[Records about charts and figures]

=======

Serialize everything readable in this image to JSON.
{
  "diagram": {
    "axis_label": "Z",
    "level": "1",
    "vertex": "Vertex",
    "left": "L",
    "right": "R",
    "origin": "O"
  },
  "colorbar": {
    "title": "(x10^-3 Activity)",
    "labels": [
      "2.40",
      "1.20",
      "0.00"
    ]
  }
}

=======

**INSTRUCTIONS FOR THE TASK**
Write out the whole listing again, exactly as it stands.

**SOLUTION FOR THIS EXERCISE**
Serialize everything readable in this image to JSON.
{
  "diagram": {
    "axis_label": "Z",
    "level": "1",
    "vertex": "Vertex",
    "left": "L",
    "right": "R",
    "origin": "O"
  },
  "colorbar": {
    "title": "(x10^-3 Activity)",
    "labels": [
      "2.40",
      "1.20",
      "0.00"
    ]
  }
}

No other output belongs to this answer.